***** DATASET EXCERPTS *****

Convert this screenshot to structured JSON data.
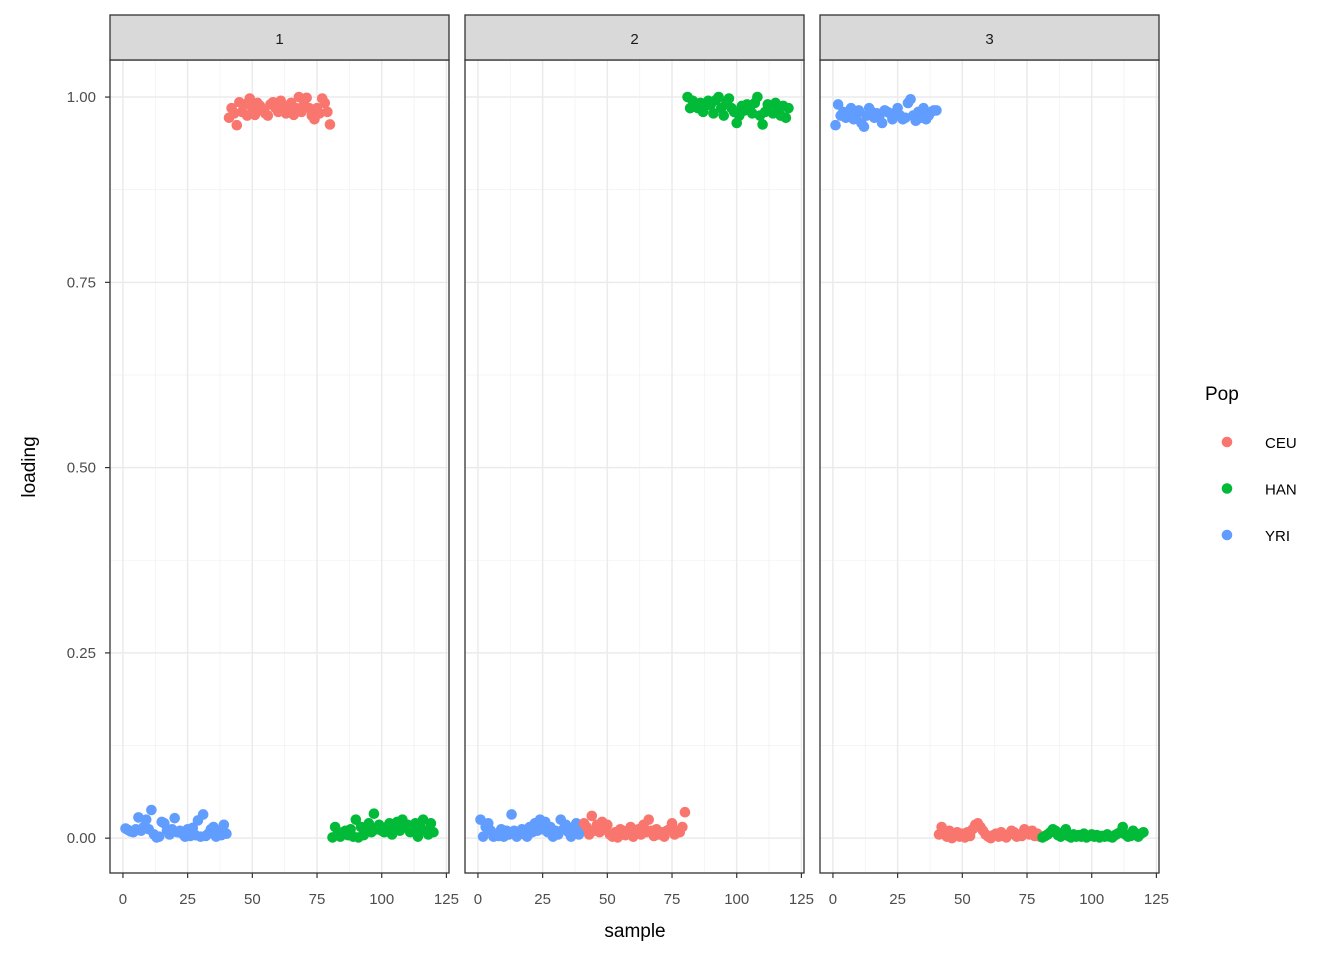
{
  "chart_data": {
    "type": "scatter",
    "xlabel": "sample",
    "ylabel": "loading",
    "xlim": [
      -5,
      126
    ],
    "ylim": [
      -0.047,
      1.05
    ],
    "x_ticks": [
      0,
      25,
      50,
      75,
      100,
      125
    ],
    "y_ticks": [
      0,
      0.25,
      0.5,
      0.75,
      1.0
    ],
    "y_tick_labels": [
      "0.00",
      "0.25",
      "0.50",
      "0.75",
      "1.00"
    ],
    "grid": true,
    "legend": {
      "title": "Pop",
      "position": "right",
      "entries": [
        "CEU",
        "HAN",
        "YRI"
      ]
    },
    "colors": {
      "CEU": "#F8766D",
      "HAN": "#00BA38",
      "YRI": "#619CFF"
    },
    "sample_ranges": {
      "YRI": [
        1,
        40
      ],
      "CEU": [
        41,
        80
      ],
      "HAN": [
        81,
        120
      ]
    },
    "facets": [
      {
        "label": "1",
        "series": [
          {
            "name": "YRI",
            "values": [
              0.013,
              0.011,
              0.009,
              0.008,
              0.012,
              0.028,
              0.01,
              0.015,
              0.025,
              0.012,
              0.038,
              0.005,
              0.001,
              0.002,
              0.022,
              0.02,
              0.01,
              0.005,
              0.012,
              0.027,
              0.008,
              0.01,
              0.006,
              0.002,
              0.012,
              0.003,
              0.014,
              0.004,
              0.024,
              0.002,
              0.032,
              0.003,
              0.006,
              0.012,
              0.015,
              0.002,
              0.01,
              0.004,
              0.018,
              0.006
            ]
          },
          {
            "name": "CEU",
            "values": [
              0.972,
              0.985,
              0.978,
              0.962,
              0.993,
              0.98,
              0.99,
              0.975,
              0.998,
              0.985,
              0.976,
              0.992,
              0.988,
              0.982,
              0.978,
              0.975,
              0.99,
              0.993,
              0.985,
              0.98,
              0.995,
              0.988,
              0.978,
              0.983,
              0.992,
              0.976,
              0.985,
              1.0,
              0.98,
              0.99,
              0.999,
              0.985,
              0.975,
              0.97,
              0.985,
              0.978,
              0.998,
              0.992,
              0.98,
              0.963
            ]
          },
          {
            "name": "HAN",
            "values": [
              0.001,
              0.015,
              0.005,
              0.002,
              0.008,
              0.01,
              0.004,
              0.012,
              0.002,
              0.025,
              0.001,
              0.015,
              0.004,
              0.01,
              0.02,
              0.008,
              0.033,
              0.012,
              0.018,
              0.01,
              0.008,
              0.015,
              0.02,
              0.005,
              0.012,
              0.022,
              0.01,
              0.025,
              0.015,
              0.018,
              0.008,
              0.012,
              0.02,
              0.002,
              0.015,
              0.025,
              0.01,
              0.005,
              0.02,
              0.008
            ]
          }
        ]
      },
      {
        "label": "2",
        "series": [
          {
            "name": "YRI",
            "values": [
              0.025,
              0.002,
              0.015,
              0.02,
              0.01,
              0.002,
              0.005,
              0.003,
              0.012,
              0.002,
              0.01,
              0.005,
              0.032,
              0.01,
              0.002,
              0.008,
              0.012,
              0.005,
              0.002,
              0.015,
              0.008,
              0.02,
              0.01,
              0.025,
              0.012,
              0.022,
              0.008,
              0.015,
              0.002,
              0.01,
              0.005,
              0.025,
              0.012,
              0.018,
              0.008,
              0.002,
              0.015,
              0.02,
              0.005,
              0.01
            ]
          },
          {
            "name": "CEU",
            "values": [
              0.02,
              0.015,
              0.005,
              0.03,
              0.01,
              0.018,
              0.008,
              0.022,
              0.012,
              0.018,
              0.005,
              0.002,
              0.008,
              0.001,
              0.012,
              0.01,
              0.004,
              0.008,
              0.015,
              0.002,
              0.01,
              0.012,
              0.005,
              0.018,
              0.008,
              0.025,
              0.01,
              0.003,
              0.012,
              0.005,
              0.008,
              0.002,
              0.01,
              0.012,
              0.02,
              0.005,
              0.01,
              0.008,
              0.015,
              0.035
            ]
          },
          {
            "name": "HAN",
            "values": [
              1.0,
              0.985,
              0.995,
              0.99,
              0.985,
              0.992,
              0.98,
              0.988,
              0.995,
              0.99,
              0.978,
              0.996,
              1.0,
              0.985,
              0.975,
              0.992,
              0.998,
              0.985,
              0.98,
              0.965,
              0.975,
              0.988,
              0.982,
              0.99,
              0.985,
              0.978,
              0.992,
              1.0,
              0.975,
              0.963,
              0.98,
              0.99,
              0.985,
              0.978,
              0.992,
              0.985,
              0.975,
              0.988,
              0.972,
              0.985
            ]
          }
        ]
      },
      {
        "label": "3",
        "series": [
          {
            "name": "YRI",
            "values": [
              0.962,
              0.99,
              0.975,
              0.98,
              0.972,
              0.978,
              0.985,
              0.97,
              0.975,
              0.982,
              0.965,
              0.96,
              0.975,
              0.985,
              0.98,
              0.972,
              0.978,
              0.975,
              0.965,
              0.982,
              0.98,
              0.978,
              0.97,
              0.975,
              0.985,
              0.975,
              0.97,
              0.972,
              0.992,
              0.997,
              0.975,
              0.968,
              0.98,
              0.972,
              0.985,
              0.97,
              0.975,
              0.98,
              0.982,
              0.982
            ]
          },
          {
            "name": "CEU",
            "values": [
              0.005,
              0.015,
              0.008,
              0.002,
              0.01,
              0.0,
              0.005,
              0.008,
              0.002,
              0.006,
              0.001,
              0.008,
              0.003,
              0.012,
              0.018,
              0.02,
              0.015,
              0.01,
              0.005,
              0.002,
              0.0,
              0.004,
              0.006,
              0.002,
              0.008,
              0.003,
              0.001,
              0.005,
              0.01,
              0.008,
              0.002,
              0.005,
              0.003,
              0.012,
              0.008,
              0.005,
              0.01,
              0.003,
              0.006,
              0.002
            ]
          },
          {
            "name": "HAN",
            "values": [
              0.001,
              0.003,
              0.005,
              0.008,
              0.012,
              0.01,
              0.004,
              0.002,
              0.008,
              0.012,
              0.003,
              0.001,
              0.005,
              0.002,
              0.004,
              0.002,
              0.006,
              0.001,
              0.003,
              0.005,
              0.002,
              0.004,
              0.001,
              0.003,
              0.002,
              0.005,
              0.002,
              0.001,
              0.004,
              0.006,
              0.008,
              0.015,
              0.005,
              0.002,
              0.003,
              0.01,
              0.004,
              0.002,
              0.006,
              0.008
            ]
          }
        ]
      }
    ]
  }
}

*****

WRITTEN REQUEST: Omit every image. Quote each record exactly.

ANSWER TO THIS TASK:
Convert this screenshot to structured JSON data.
{
  "chart_data": {
    "type": "scatter",
    "xlabel": "sample",
    "ylabel": "loading",
    "xlim": [
      -5,
      126
    ],
    "ylim": [
      -0.047,
      1.05
    ],
    "x_ticks": [
      0,
      25,
      50,
      75,
      100,
      125
    ],
    "y_ticks": [
      0,
      0.25,
      0.5,
      0.75,
      1.0
    ],
    "y_tick_labels": [
      "0.00",
      "0.25",
      "0.50",
      "0.75",
      "1.00"
    ],
    "grid": true,
    "legend": {
      "title": "Pop",
      "position": "right",
      "entries": [
        "CEU",
        "HAN",
        "YRI"
      ]
    },
    "colors": {
      "CEU": "#F8766D",
      "HAN": "#00BA38",
      "YRI": "#619CFF"
    },
    "sample_ranges": {
      "YRI": [
        1,
        40
      ],
      "CEU": [
        41,
        80
      ],
      "HAN": [
        81,
        120
      ]
    },
    "facets": [
      {
        "label": "1",
        "series": [
          {
            "name": "YRI",
            "values": [
              0.013,
              0.011,
              0.009,
              0.008,
              0.012,
              0.028,
              0.01,
              0.015,
              0.025,
              0.012,
              0.038,
              0.005,
              0.001,
              0.002,
              0.022,
              0.02,
              0.01,
              0.005,
              0.012,
              0.027,
              0.008,
              0.01,
              0.006,
              0.002,
              0.012,
              0.003,
              0.014,
              0.004,
              0.024,
              0.002,
              0.032,
              0.003,
              0.006,
              0.012,
              0.015,
              0.002,
              0.01,
              0.004,
              0.018,
              0.006
            ]
          },
          {
            "name": "CEU",
            "values": [
              0.972,
              0.985,
              0.978,
              0.962,
              0.993,
              0.98,
              0.99,
              0.975,
              0.998,
              0.985,
              0.976,
              0.992,
              0.988,
              0.982,
              0.978,
              0.975,
              0.99,
              0.993,
              0.985,
              0.98,
              0.995,
              0.988,
              0.978,
              0.983,
              0.992,
              0.976,
              0.985,
              1.0,
              0.98,
              0.99,
              0.999,
              0.985,
              0.975,
              0.97,
              0.985,
              0.978,
              0.998,
              0.992,
              0.98,
              0.963
            ]
          },
          {
            "name": "HAN",
            "values": [
              0.001,
              0.015,
              0.005,
              0.002,
              0.008,
              0.01,
              0.004,
              0.012,
              0.002,
              0.025,
              0.001,
              0.015,
              0.004,
              0.01,
              0.02,
              0.008,
              0.033,
              0.012,
              0.018,
              0.01,
              0.008,
              0.015,
              0.02,
              0.005,
              0.012,
              0.022,
              0.01,
              0.025,
              0.015,
              0.018,
              0.008,
              0.012,
              0.02,
              0.002,
              0.015,
              0.025,
              0.01,
              0.005,
              0.02,
              0.008
            ]
          }
        ]
      },
      {
        "label": "2",
        "series": [
          {
            "name": "YRI",
            "values": [
              0.025,
              0.002,
              0.015,
              0.02,
              0.01,
              0.002,
              0.005,
              0.003,
              0.012,
              0.002,
              0.01,
              0.005,
              0.032,
              0.01,
              0.002,
              0.008,
              0.012,
              0.005,
              0.002,
              0.015,
              0.008,
              0.02,
              0.01,
              0.025,
              0.012,
              0.022,
              0.008,
              0.015,
              0.002,
              0.01,
              0.005,
              0.025,
              0.012,
              0.018,
              0.008,
              0.002,
              0.015,
              0.02,
              0.005,
              0.01
            ]
          },
          {
            "name": "CEU",
            "values": [
              0.02,
              0.015,
              0.005,
              0.03,
              0.01,
              0.018,
              0.008,
              0.022,
              0.012,
              0.018,
              0.005,
              0.002,
              0.008,
              0.001,
              0.012,
              0.01,
              0.004,
              0.008,
              0.015,
              0.002,
              0.01,
              0.012,
              0.005,
              0.018,
              0.008,
              0.025,
              0.01,
              0.003,
              0.012,
              0.005,
              0.008,
              0.002,
              0.01,
              0.012,
              0.02,
              0.005,
              0.01,
              0.008,
              0.015,
              0.035
            ]
          },
          {
            "name": "HAN",
            "values": [
              1.0,
              0.985,
              0.995,
              0.99,
              0.985,
              0.992,
              0.98,
              0.988,
              0.995,
              0.99,
              0.978,
              0.996,
              1.0,
              0.985,
              0.975,
              0.992,
              0.998,
              0.985,
              0.98,
              0.965,
              0.975,
              0.988,
              0.982,
              0.99,
              0.985,
              0.978,
              0.992,
              1.0,
              0.975,
              0.963,
              0.98,
              0.99,
              0.985,
              0.978,
              0.992,
              0.985,
              0.975,
              0.988,
              0.972,
              0.985
            ]
          }
        ]
      },
      {
        "label": "3",
        "series": [
          {
            "name": "YRI",
            "values": [
              0.962,
              0.99,
              0.975,
              0.98,
              0.972,
              0.978,
              0.985,
              0.97,
              0.975,
              0.982,
              0.965,
              0.96,
              0.975,
              0.985,
              0.98,
              0.972,
              0.978,
              0.975,
              0.965,
              0.982,
              0.98,
              0.978,
              0.97,
              0.975,
              0.985,
              0.975,
              0.97,
              0.972,
              0.992,
              0.997,
              0.975,
              0.968,
              0.98,
              0.972,
              0.985,
              0.97,
              0.975,
              0.98,
              0.982,
              0.982
            ]
          },
          {
            "name": "CEU",
            "values": [
              0.005,
              0.015,
              0.008,
              0.002,
              0.01,
              0.0,
              0.005,
              0.008,
              0.002,
              0.006,
              0.001,
              0.008,
              0.003,
              0.012,
              0.018,
              0.02,
              0.015,
              0.01,
              0.005,
              0.002,
              0.0,
              0.004,
              0.006,
              0.002,
              0.008,
              0.003,
              0.001,
              0.005,
              0.01,
              0.008,
              0.002,
              0.005,
              0.003,
              0.012,
              0.008,
              0.005,
              0.01,
              0.003,
              0.006,
              0.002
            ]
          },
          {
            "name": "HAN",
            "values": [
              0.001,
              0.003,
              0.005,
              0.008,
              0.012,
              0.01,
              0.004,
              0.002,
              0.008,
              0.012,
              0.003,
              0.001,
              0.005,
              0.002,
              0.004,
              0.002,
              0.006,
              0.001,
              0.003,
              0.005,
              0.002,
              0.004,
              0.001,
              0.003,
              0.002,
              0.005,
              0.002,
              0.001,
              0.004,
              0.006,
              0.008,
              0.015,
              0.005,
              0.002,
              0.003,
              0.01,
              0.004,
              0.002,
              0.006,
              0.008
            ]
          }
        ]
      }
    ]
  }
}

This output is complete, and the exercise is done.